Write only the number of lines in the records beneath that hold "enlaces".

---+---

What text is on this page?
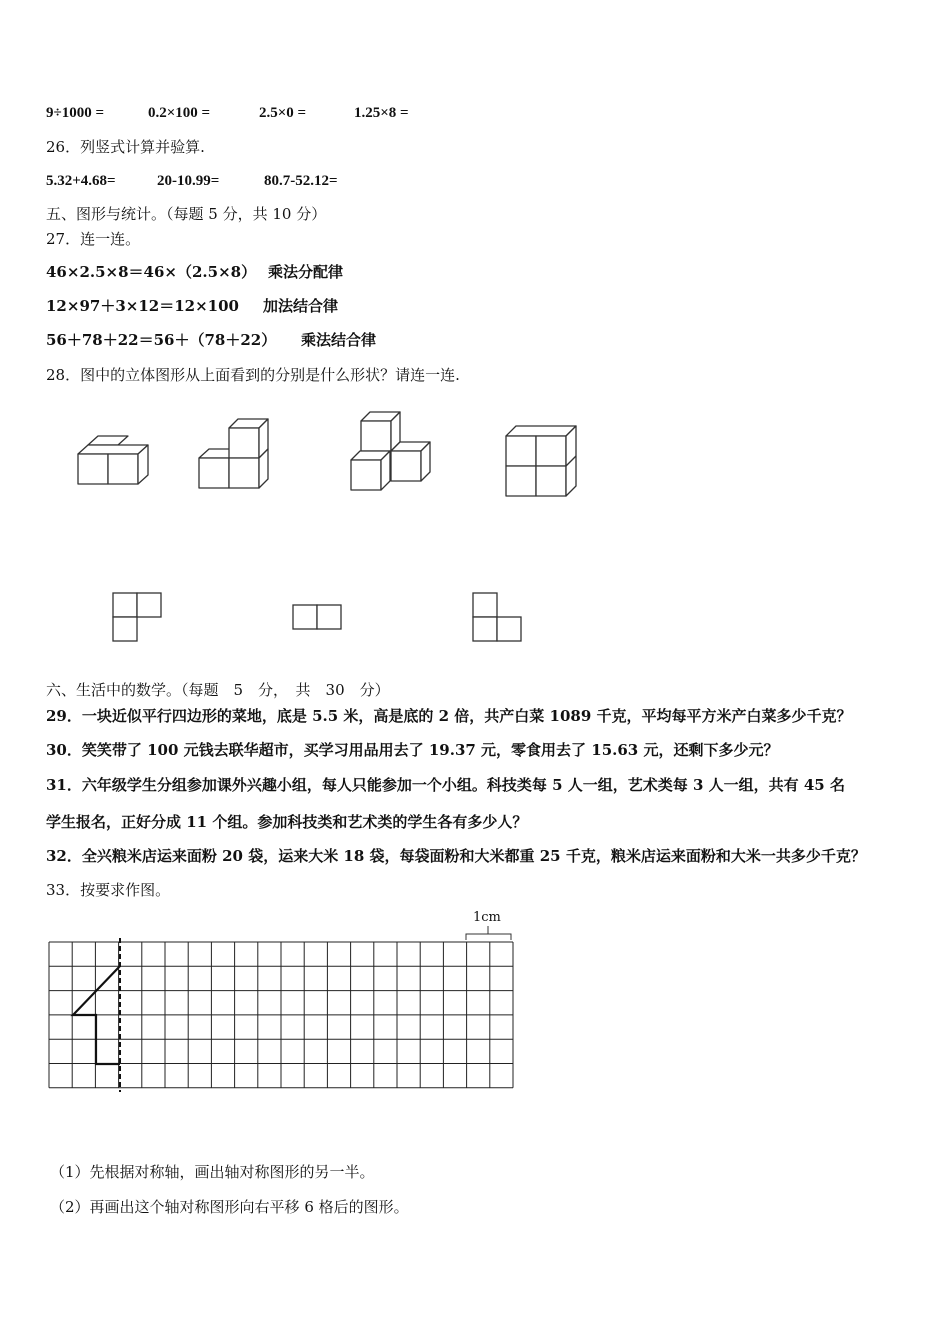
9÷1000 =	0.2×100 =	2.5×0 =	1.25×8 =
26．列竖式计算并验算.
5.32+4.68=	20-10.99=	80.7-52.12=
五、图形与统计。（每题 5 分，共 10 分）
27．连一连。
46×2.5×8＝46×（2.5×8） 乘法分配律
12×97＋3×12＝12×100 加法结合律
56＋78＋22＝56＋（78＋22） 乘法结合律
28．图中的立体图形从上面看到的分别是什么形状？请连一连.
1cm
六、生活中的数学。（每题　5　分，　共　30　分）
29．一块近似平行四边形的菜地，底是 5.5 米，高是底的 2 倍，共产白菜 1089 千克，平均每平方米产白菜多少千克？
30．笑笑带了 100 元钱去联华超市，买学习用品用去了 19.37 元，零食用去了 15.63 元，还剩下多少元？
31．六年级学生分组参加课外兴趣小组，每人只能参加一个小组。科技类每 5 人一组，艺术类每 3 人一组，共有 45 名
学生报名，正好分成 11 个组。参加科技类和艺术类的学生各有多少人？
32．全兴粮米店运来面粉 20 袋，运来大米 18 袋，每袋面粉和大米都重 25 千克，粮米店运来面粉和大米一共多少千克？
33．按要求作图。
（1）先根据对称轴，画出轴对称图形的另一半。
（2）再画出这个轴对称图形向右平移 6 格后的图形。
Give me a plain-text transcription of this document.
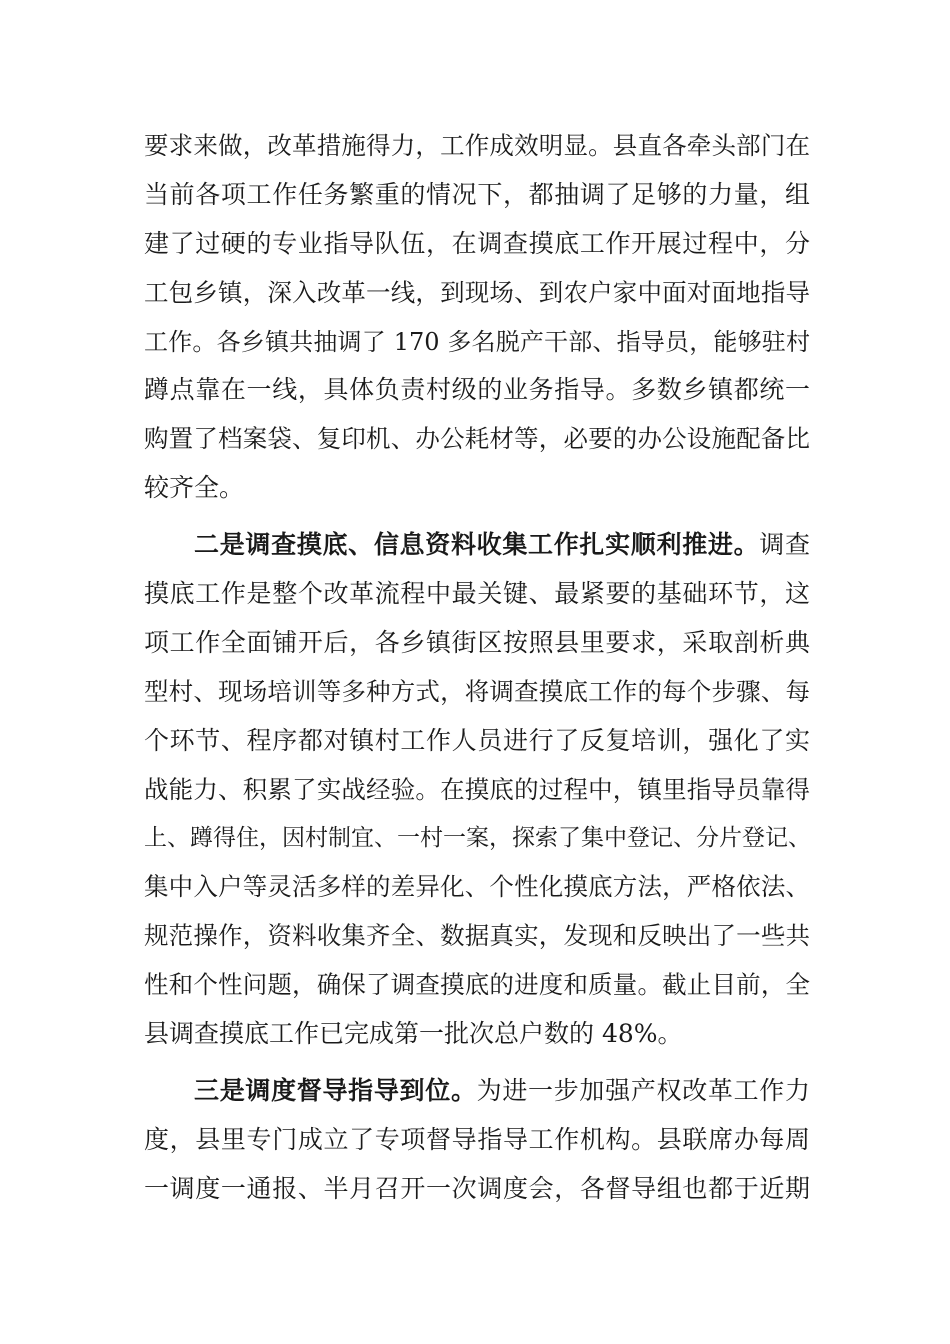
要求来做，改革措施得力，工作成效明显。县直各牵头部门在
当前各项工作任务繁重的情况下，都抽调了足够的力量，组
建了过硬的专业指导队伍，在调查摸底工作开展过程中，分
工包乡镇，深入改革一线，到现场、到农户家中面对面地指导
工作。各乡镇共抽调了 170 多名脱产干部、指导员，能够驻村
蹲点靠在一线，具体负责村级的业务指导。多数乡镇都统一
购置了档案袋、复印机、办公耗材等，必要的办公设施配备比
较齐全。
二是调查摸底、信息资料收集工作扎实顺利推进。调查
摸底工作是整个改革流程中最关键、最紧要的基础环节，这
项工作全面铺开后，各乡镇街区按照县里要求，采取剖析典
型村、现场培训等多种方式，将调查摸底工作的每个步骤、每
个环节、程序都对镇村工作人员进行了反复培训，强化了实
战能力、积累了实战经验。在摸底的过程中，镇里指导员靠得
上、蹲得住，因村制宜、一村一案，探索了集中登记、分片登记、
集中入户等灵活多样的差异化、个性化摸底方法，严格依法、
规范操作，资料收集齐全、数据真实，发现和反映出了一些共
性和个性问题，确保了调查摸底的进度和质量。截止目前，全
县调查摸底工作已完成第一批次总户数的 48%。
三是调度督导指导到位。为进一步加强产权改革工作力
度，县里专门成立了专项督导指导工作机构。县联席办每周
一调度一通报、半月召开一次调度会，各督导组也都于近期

---+---

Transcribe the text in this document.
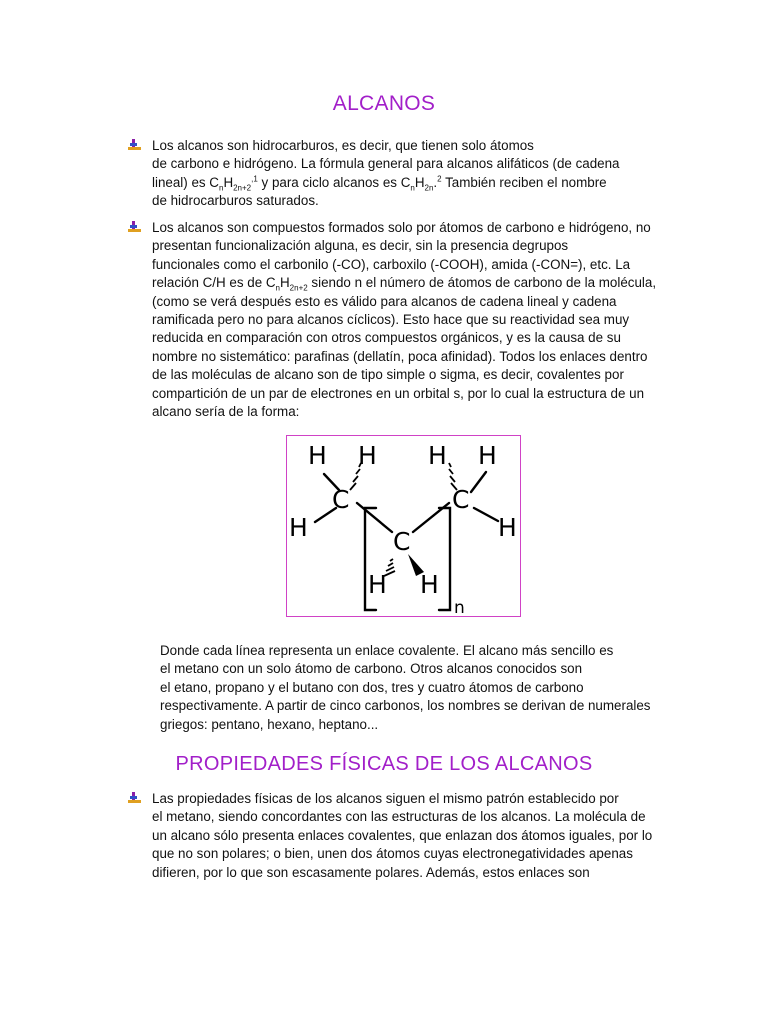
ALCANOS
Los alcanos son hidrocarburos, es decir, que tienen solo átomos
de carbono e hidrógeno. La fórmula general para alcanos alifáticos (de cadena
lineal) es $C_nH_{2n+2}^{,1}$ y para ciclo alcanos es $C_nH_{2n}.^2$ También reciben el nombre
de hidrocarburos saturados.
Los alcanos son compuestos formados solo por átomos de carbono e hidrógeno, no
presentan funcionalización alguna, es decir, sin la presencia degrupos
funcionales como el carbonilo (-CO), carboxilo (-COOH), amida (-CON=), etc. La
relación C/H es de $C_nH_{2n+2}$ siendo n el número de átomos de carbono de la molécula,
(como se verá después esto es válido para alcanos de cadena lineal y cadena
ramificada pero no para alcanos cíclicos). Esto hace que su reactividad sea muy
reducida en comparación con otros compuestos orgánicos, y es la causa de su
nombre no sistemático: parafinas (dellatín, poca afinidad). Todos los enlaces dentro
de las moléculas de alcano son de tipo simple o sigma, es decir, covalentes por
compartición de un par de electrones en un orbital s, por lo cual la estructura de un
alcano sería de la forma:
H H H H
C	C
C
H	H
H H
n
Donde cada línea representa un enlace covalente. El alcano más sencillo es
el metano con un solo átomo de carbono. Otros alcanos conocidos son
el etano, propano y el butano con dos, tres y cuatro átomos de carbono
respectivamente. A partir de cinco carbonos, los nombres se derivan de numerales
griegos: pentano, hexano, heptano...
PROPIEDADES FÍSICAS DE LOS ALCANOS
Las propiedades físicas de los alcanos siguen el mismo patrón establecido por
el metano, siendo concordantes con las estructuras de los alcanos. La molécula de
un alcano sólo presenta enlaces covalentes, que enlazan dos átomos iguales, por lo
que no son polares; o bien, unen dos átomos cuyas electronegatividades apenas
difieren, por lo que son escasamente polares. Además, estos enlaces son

---+---

:: Task result ::
3